YOUR TASK
Scan the lines below; pull out those with "text".

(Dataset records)
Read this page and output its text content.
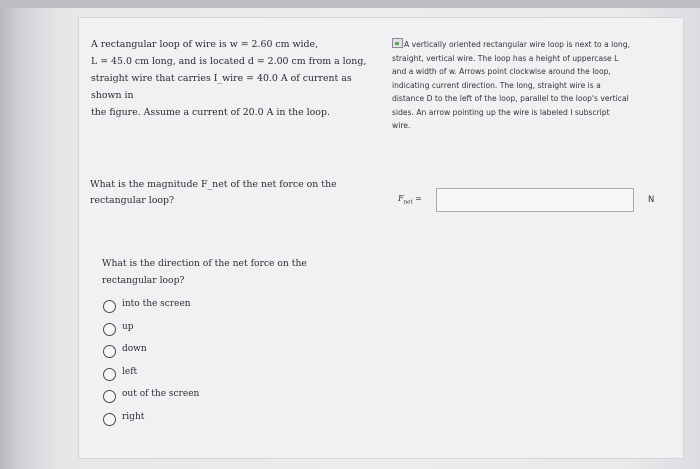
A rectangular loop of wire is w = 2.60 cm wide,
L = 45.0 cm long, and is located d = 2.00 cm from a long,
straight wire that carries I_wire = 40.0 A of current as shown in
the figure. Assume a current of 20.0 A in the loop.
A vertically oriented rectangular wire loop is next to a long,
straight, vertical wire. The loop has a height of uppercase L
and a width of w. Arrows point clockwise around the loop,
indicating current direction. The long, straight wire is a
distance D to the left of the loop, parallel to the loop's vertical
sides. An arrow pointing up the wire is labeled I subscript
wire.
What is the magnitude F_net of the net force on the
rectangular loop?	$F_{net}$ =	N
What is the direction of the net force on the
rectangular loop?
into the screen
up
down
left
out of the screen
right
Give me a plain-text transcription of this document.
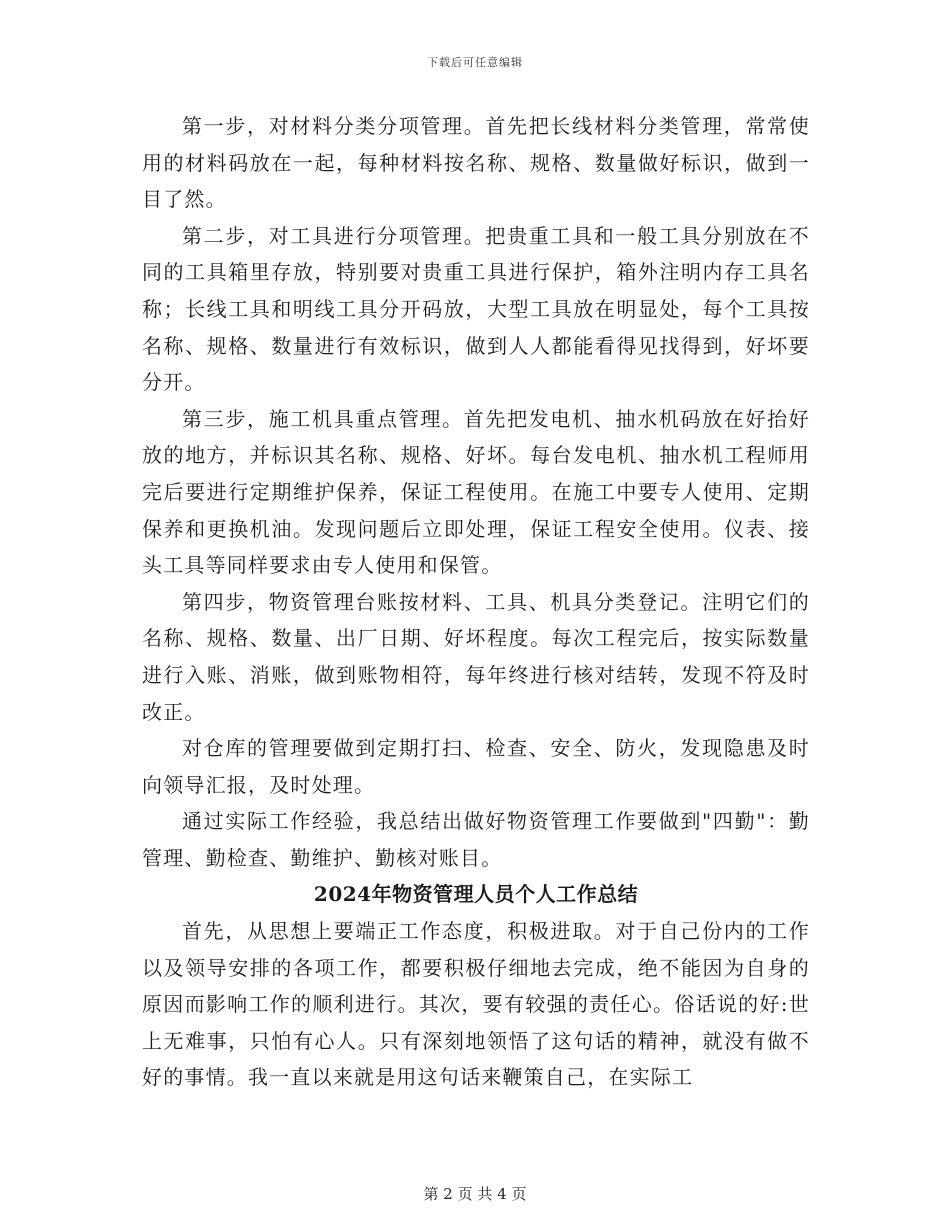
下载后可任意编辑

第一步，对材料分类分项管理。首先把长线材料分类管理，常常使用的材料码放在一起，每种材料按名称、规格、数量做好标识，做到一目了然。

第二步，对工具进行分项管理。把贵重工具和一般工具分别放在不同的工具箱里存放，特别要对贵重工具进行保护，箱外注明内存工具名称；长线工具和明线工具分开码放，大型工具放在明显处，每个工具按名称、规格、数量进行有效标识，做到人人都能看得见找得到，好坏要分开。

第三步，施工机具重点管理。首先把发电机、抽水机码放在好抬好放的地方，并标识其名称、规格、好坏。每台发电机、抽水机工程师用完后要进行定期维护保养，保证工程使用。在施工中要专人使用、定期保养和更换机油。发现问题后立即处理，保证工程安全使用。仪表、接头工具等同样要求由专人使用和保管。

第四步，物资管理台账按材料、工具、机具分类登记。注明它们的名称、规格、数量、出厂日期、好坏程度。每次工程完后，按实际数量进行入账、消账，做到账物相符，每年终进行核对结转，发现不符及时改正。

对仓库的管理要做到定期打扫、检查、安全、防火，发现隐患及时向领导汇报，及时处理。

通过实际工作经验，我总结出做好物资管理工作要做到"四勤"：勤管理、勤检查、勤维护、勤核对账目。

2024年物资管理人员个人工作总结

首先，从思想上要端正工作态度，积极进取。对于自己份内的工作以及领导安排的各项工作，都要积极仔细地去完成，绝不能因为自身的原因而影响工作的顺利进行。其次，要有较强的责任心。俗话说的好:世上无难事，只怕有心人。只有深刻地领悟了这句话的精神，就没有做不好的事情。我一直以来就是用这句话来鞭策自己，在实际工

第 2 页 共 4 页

TASK OUTPUT
Read this page and output its text content.
Give me a plain-text transcription of this document.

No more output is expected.